From the data that follows, copy every line holding the string "name".

[Start of Excerpted records]

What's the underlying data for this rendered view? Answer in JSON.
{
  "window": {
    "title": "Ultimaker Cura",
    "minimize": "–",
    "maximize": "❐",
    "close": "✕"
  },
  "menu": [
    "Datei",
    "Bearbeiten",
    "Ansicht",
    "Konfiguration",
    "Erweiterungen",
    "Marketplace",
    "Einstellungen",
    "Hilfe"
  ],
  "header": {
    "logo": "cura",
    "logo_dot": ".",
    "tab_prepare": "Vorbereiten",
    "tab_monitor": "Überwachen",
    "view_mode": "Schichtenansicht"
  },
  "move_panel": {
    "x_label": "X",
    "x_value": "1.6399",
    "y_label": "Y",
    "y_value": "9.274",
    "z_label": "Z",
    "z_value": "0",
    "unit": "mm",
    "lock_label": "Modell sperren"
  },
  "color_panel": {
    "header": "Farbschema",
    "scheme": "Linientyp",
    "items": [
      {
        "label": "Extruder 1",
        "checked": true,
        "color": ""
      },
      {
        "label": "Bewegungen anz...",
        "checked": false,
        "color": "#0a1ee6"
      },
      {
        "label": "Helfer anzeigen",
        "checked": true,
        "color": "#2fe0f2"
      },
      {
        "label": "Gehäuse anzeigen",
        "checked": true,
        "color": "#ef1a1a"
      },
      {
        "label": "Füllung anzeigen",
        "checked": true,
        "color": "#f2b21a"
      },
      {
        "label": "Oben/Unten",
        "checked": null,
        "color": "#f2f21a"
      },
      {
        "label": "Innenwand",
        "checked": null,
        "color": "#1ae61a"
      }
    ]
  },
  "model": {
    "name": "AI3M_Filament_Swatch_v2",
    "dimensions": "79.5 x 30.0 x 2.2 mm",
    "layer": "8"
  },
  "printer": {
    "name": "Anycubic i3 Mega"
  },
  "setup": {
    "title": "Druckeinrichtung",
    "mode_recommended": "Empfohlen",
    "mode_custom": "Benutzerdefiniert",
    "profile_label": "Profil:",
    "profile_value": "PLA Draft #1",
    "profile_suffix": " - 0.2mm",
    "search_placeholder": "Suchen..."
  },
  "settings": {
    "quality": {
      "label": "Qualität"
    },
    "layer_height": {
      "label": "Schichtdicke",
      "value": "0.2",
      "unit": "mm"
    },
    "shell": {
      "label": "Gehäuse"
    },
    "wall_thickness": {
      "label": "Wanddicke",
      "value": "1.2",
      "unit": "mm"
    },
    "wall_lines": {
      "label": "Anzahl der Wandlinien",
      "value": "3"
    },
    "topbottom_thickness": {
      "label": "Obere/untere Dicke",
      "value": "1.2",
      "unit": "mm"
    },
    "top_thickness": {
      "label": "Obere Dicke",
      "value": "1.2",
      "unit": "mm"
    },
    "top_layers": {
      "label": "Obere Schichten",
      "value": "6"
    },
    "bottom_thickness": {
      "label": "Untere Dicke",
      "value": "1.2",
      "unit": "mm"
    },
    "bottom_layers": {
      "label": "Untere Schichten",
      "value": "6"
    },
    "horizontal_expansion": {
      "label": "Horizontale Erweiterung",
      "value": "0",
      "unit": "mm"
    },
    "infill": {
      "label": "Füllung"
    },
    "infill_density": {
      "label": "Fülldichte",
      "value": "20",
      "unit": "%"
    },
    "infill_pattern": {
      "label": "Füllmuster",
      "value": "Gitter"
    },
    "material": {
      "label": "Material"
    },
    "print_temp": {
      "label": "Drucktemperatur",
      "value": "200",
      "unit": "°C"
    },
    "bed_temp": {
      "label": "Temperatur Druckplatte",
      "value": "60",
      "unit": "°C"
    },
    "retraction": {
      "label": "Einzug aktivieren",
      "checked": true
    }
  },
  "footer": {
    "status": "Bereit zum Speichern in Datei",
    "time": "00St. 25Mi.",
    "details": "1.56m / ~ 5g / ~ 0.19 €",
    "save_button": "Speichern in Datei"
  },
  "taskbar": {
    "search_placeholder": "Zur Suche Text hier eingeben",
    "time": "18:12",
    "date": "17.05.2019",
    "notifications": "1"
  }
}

[End of Excerpted records]

Solution to this exercise:
    "name": "AI3M_Filament_Swatch_v2",
    "name": "Anycubic i3 Mega"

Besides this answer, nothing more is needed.